= Objective =
Output each line of the material exactly as it stands.

= Chart and figure data =
↓↓↓
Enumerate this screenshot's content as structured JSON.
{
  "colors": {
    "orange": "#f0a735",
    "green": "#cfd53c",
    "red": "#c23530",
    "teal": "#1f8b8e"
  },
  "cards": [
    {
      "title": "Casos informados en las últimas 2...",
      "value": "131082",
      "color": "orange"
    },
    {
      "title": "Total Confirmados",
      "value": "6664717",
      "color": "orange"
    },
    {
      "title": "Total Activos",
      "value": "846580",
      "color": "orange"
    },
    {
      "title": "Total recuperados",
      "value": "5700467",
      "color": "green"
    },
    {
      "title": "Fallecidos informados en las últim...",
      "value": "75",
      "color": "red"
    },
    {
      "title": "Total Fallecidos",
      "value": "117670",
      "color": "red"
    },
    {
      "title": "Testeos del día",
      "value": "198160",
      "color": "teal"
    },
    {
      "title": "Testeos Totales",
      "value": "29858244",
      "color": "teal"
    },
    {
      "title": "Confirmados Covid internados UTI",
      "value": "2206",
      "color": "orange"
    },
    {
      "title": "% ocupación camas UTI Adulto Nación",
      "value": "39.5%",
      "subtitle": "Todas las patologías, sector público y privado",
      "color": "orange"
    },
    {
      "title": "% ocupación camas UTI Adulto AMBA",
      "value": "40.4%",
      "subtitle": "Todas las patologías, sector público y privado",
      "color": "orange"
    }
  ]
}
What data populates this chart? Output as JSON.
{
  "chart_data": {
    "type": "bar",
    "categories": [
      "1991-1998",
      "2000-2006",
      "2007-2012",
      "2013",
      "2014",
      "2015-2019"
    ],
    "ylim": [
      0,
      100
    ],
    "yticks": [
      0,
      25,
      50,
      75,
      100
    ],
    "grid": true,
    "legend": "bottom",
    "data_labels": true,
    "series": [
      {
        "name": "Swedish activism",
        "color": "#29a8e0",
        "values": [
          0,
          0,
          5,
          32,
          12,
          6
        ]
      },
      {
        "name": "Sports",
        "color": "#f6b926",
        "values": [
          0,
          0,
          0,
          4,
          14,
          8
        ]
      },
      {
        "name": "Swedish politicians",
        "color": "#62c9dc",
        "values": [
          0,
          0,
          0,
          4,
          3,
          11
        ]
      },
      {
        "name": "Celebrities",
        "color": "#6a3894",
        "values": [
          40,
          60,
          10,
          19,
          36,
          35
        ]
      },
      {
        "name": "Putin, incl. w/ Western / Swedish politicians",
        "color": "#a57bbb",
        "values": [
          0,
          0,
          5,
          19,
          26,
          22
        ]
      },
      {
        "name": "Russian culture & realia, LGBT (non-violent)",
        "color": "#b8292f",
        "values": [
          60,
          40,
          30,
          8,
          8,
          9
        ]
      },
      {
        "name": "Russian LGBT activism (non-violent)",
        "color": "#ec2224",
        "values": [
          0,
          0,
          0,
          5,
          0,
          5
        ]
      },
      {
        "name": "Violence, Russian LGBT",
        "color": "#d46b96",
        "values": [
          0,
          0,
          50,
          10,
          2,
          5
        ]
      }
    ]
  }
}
↑↑↑
= Exercise result =
Enumerate this screenshot's content as structured JSON.
{
  "colors": {
    "orange": "#f0a735",
    "green": "#cfd53c",
    "red": "#c23530",
    "teal": "#1f8b8e"
  },
  "cards": [
    {
      "title": "Casos informados en las últimas 2...",
      "value": "131082",
      "color": "orange"
    },
    {
      "title": "Total Confirmados",
      "value": "6664717",
      "color": "orange"
    },
    {
      "title": "Total Activos",
      "value": "846580",
      "color": "orange"
    },
    {
      "title": "Total recuperados",
      "value": "5700467",
      "color": "green"
    },
    {
      "title": "Fallecidos informados en las últim...",
      "value": "75",
      "color": "red"
    },
    {
      "title": "Total Fallecidos",
      "value": "117670",
      "color": "red"
    },
    {
      "title": "Testeos del día",
      "value": "198160",
      "color": "teal"
    },
    {
      "title": "Testeos Totales",
      "value": "29858244",
      "color": "teal"
    },
    {
      "title": "Confirmados Covid internados UTI",
      "value": "2206",
      "color": "orange"
    },
    {
      "title": "% ocupación camas UTI Adulto Nación",
      "value": "39.5%",
      "subtitle": "Todas las patologías, sector público y privado",
      "color": "orange"
    },
    {
      "title": "% ocupación camas UTI Adulto AMBA",
      "value": "40.4%",
      "subtitle": "Todas las patologías, sector público y privado",
      "color": "orange"
    }
  ]
}
What data populates this chart? Output as JSON.
{
  "chart_data": {
    "type": "bar",
    "categories": [
      "1991-1998",
      "2000-2006",
      "2007-2012",
      "2013",
      "2014",
      "2015-2019"
    ],
    "ylim": [
      0,
      100
    ],
    "yticks": [
      0,
      25,
      50,
      75,
      100
    ],
    "grid": true,
    "legend": "bottom",
    "data_labels": true,
    "series": [
      {
        "name": "Swedish activism",
        "color": "#29a8e0",
        "values": [
          0,
          0,
          5,
          32,
          12,
          6
        ]
      },
      {
        "name": "Sports",
        "color": "#f6b926",
        "values": [
          0,
          0,
          0,
          4,
          14,
          8
        ]
      },
      {
        "name": "Swedish politicians",
        "color": "#62c9dc",
        "values": [
          0,
          0,
          0,
          4,
          3,
          11
        ]
      },
      {
        "name": "Celebrities",
        "color": "#6a3894",
        "values": [
          40,
          60,
          10,
          19,
          36,
          35
        ]
      },
      {
        "name": "Putin, incl. w/ Western / Swedish politicians",
        "color": "#a57bbb",
        "values": [
          0,
          0,
          5,
          19,
          26,
          22
        ]
      },
      {
        "name": "Russian culture & realia, LGBT (non-violent)",
        "color": "#b8292f",
        "values": [
          60,
          40,
          30,
          8,
          8,
          9
        ]
      },
      {
        "name": "Russian LGBT activism (non-violent)",
        "color": "#ec2224",
        "values": [
          0,
          0,
          0,
          5,
          0,
          5
        ]
      },
      {
        "name": "Violence, Russian LGBT",
        "color": "#d46b96",
        "values": [
          0,
          0,
          50,
          10,
          2,
          5
        ]
      }
    ]
  }
}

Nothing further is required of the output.